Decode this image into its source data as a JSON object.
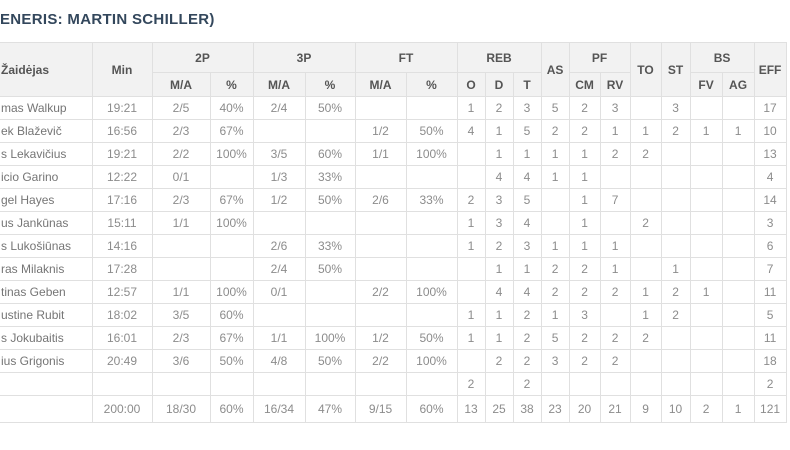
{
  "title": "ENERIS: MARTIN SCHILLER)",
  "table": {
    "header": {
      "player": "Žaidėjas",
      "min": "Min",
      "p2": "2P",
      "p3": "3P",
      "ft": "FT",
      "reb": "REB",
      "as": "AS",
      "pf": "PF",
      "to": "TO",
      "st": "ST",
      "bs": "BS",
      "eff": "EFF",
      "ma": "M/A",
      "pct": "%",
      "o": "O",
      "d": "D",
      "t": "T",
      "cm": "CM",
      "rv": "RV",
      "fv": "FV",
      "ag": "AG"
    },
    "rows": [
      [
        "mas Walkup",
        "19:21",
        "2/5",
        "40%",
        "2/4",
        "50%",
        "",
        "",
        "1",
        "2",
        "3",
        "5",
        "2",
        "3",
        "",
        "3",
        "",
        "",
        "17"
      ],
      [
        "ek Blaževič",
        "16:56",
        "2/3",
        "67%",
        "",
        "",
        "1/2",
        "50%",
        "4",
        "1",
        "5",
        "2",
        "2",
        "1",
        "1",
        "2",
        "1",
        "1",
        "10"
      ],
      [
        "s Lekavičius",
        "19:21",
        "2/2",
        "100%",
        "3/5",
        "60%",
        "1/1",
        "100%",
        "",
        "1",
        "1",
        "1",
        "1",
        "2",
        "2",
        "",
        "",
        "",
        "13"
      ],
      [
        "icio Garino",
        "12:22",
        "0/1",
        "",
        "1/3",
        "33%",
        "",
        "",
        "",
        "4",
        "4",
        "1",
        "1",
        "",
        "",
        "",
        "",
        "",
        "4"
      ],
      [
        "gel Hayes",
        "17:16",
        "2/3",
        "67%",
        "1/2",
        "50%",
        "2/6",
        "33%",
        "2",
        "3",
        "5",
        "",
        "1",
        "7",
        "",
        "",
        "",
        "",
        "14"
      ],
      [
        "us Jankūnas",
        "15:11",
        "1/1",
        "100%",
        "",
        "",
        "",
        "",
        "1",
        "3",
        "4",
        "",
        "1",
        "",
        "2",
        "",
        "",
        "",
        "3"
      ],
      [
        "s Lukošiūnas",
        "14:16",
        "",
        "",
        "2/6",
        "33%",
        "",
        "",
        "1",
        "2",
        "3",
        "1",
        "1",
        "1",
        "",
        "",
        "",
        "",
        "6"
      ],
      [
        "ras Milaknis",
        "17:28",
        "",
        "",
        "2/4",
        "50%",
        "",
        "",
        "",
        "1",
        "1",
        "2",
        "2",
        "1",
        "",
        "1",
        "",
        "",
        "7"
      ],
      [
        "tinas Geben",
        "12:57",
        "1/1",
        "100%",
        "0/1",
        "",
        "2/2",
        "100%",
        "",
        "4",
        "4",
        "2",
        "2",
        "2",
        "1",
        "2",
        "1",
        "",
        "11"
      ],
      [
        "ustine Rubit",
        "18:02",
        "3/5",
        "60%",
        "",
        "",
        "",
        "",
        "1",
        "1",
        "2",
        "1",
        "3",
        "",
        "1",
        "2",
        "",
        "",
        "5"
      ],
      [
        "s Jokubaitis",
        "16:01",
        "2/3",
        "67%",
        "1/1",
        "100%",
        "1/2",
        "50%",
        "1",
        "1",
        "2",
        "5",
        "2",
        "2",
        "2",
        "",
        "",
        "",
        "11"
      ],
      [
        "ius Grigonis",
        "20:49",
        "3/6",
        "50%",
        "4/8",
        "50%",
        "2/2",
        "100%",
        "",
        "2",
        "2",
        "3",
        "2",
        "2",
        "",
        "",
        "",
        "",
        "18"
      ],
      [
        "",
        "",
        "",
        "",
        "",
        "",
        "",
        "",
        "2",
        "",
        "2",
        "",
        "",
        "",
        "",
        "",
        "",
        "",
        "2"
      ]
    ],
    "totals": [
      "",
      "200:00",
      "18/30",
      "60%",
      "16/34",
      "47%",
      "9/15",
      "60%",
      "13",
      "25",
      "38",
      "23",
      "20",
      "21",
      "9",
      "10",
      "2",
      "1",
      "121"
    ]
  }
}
◇ ◇ ◇ ◇
AIM OF THE EXERCISE: Write out the material above again, word for word, minus its pictures.

RESULT BELOW:
Decode this image into its source data as a JSON object.
{
  "title": "ENERIS: MARTIN SCHILLER)",
  "table": {
    "header": {
      "player": "Žaidėjas",
      "min": "Min",
      "p2": "2P",
      "p3": "3P",
      "ft": "FT",
      "reb": "REB",
      "as": "AS",
      "pf": "PF",
      "to": "TO",
      "st": "ST",
      "bs": "BS",
      "eff": "EFF",
      "ma": "M/A",
      "pct": "%",
      "o": "O",
      "d": "D",
      "t": "T",
      "cm": "CM",
      "rv": "RV",
      "fv": "FV",
      "ag": "AG"
    },
    "rows": [
      [
        "mas Walkup",
        "19:21",
        "2/5",
        "40%",
        "2/4",
        "50%",
        "",
        "",
        "1",
        "2",
        "3",
        "5",
        "2",
        "3",
        "",
        "3",
        "",
        "",
        "17"
      ],
      [
        "ek Blaževič",
        "16:56",
        "2/3",
        "67%",
        "",
        "",
        "1/2",
        "50%",
        "4",
        "1",
        "5",
        "2",
        "2",
        "1",
        "1",
        "2",
        "1",
        "1",
        "10"
      ],
      [
        "s Lekavičius",
        "19:21",
        "2/2",
        "100%",
        "3/5",
        "60%",
        "1/1",
        "100%",
        "",
        "1",
        "1",
        "1",
        "1",
        "2",
        "2",
        "",
        "",
        "",
        "13"
      ],
      [
        "icio Garino",
        "12:22",
        "0/1",
        "",
        "1/3",
        "33%",
        "",
        "",
        "",
        "4",
        "4",
        "1",
        "1",
        "",
        "",
        "",
        "",
        "",
        "4"
      ],
      [
        "gel Hayes",
        "17:16",
        "2/3",
        "67%",
        "1/2",
        "50%",
        "2/6",
        "33%",
        "2",
        "3",
        "5",
        "",
        "1",
        "7",
        "",
        "",
        "",
        "",
        "14"
      ],
      [
        "us Jankūnas",
        "15:11",
        "1/1",
        "100%",
        "",
        "",
        "",
        "",
        "1",
        "3",
        "4",
        "",
        "1",
        "",
        "2",
        "",
        "",
        "",
        "3"
      ],
      [
        "s Lukošiūnas",
        "14:16",
        "",
        "",
        "2/6",
        "33%",
        "",
        "",
        "1",
        "2",
        "3",
        "1",
        "1",
        "1",
        "",
        "",
        "",
        "",
        "6"
      ],
      [
        "ras Milaknis",
        "17:28",
        "",
        "",
        "2/4",
        "50%",
        "",
        "",
        "",
        "1",
        "1",
        "2",
        "2",
        "1",
        "",
        "1",
        "",
        "",
        "7"
      ],
      [
        "tinas Geben",
        "12:57",
        "1/1",
        "100%",
        "0/1",
        "",
        "2/2",
        "100%",
        "",
        "4",
        "4",
        "2",
        "2",
        "2",
        "1",
        "2",
        "1",
        "",
        "11"
      ],
      [
        "ustine Rubit",
        "18:02",
        "3/5",
        "60%",
        "",
        "",
        "",
        "",
        "1",
        "1",
        "2",
        "1",
        "3",
        "",
        "1",
        "2",
        "",
        "",
        "5"
      ],
      [
        "s Jokubaitis",
        "16:01",
        "2/3",
        "67%",
        "1/1",
        "100%",
        "1/2",
        "50%",
        "1",
        "1",
        "2",
        "5",
        "2",
        "2",
        "2",
        "",
        "",
        "",
        "11"
      ],
      [
        "ius Grigonis",
        "20:49",
        "3/6",
        "50%",
        "4/8",
        "50%",
        "2/2",
        "100%",
        "",
        "2",
        "2",
        "3",
        "2",
        "2",
        "",
        "",
        "",
        "",
        "18"
      ],
      [
        "",
        "",
        "",
        "",
        "",
        "",
        "",
        "",
        "2",
        "",
        "2",
        "",
        "",
        "",
        "",
        "",
        "",
        "",
        "2"
      ]
    ],
    "totals": [
      "",
      "200:00",
      "18/30",
      "60%",
      "16/34",
      "47%",
      "9/15",
      "60%",
      "13",
      "25",
      "38",
      "23",
      "20",
      "21",
      "9",
      "10",
      "2",
      "1",
      "121"
    ]
  }
}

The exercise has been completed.